WHAT THE TASK REQUIRES: Report how many lines include the word "以及某一事件发生的可能的次数和方式", and nothing besides that number.

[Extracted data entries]
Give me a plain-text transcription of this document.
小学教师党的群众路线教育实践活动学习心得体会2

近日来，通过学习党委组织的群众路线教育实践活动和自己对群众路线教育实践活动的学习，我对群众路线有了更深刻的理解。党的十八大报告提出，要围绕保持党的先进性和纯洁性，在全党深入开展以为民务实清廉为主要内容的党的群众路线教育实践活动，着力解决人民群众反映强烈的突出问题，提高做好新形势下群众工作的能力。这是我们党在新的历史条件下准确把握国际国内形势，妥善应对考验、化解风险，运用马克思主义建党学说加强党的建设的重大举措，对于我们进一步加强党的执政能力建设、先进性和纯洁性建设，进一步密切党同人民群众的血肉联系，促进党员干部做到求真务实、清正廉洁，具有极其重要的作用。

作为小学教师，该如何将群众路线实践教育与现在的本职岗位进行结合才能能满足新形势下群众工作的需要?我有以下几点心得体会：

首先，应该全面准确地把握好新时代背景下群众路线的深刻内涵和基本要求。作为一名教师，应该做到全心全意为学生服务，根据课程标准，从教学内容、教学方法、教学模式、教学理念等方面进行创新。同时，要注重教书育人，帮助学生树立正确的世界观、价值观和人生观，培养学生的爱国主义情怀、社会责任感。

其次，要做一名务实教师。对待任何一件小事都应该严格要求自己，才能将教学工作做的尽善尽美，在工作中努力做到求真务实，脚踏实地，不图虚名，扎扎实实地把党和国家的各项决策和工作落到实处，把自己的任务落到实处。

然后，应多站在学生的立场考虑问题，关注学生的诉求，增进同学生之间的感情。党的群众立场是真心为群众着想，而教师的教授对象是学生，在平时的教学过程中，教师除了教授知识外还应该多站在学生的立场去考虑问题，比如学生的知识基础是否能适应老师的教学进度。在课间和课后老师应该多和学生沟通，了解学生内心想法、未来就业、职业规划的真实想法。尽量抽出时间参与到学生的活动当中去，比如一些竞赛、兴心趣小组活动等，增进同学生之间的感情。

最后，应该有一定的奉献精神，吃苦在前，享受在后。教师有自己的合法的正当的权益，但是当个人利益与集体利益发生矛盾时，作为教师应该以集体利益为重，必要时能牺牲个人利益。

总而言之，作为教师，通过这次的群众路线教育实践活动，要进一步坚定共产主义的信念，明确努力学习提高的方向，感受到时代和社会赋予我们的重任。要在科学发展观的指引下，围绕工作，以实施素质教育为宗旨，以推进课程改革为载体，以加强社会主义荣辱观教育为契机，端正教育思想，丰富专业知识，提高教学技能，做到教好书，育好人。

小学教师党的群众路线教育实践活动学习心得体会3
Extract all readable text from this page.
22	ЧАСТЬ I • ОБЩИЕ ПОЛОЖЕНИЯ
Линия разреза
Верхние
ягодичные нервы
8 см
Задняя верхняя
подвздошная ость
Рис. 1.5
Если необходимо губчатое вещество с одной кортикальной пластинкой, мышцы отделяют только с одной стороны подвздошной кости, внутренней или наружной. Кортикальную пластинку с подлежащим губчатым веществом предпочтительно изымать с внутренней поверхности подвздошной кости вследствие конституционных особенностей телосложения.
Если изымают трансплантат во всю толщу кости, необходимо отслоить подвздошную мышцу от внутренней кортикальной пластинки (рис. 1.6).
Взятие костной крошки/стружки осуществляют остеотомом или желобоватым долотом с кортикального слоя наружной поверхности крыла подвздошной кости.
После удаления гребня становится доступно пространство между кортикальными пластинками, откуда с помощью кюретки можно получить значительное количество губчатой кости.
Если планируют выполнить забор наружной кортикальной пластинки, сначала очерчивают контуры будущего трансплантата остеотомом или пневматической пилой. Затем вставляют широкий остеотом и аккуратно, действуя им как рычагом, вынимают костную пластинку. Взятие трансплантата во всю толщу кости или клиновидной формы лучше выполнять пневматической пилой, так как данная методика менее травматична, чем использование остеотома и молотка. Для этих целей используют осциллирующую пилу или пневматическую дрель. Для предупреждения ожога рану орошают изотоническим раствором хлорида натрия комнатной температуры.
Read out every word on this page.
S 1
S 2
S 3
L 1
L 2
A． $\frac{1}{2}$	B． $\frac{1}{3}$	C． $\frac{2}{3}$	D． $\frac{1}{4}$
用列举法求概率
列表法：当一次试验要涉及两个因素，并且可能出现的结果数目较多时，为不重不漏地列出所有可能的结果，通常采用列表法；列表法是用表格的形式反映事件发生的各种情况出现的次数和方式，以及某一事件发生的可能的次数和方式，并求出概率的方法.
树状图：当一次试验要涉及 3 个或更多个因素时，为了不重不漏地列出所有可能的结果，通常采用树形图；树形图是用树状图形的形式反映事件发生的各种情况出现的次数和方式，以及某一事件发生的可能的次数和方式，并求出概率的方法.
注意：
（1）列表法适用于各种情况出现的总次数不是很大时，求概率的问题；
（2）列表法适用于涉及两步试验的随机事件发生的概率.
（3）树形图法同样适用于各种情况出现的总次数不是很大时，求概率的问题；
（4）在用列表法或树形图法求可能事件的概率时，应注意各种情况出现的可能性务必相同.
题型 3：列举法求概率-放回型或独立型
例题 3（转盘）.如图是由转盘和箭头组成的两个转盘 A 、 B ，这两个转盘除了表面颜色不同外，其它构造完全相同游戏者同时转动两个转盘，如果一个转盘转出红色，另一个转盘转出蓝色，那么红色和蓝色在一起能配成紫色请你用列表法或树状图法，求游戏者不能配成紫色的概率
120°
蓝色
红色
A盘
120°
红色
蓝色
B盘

CORRECT OUTPUT: 2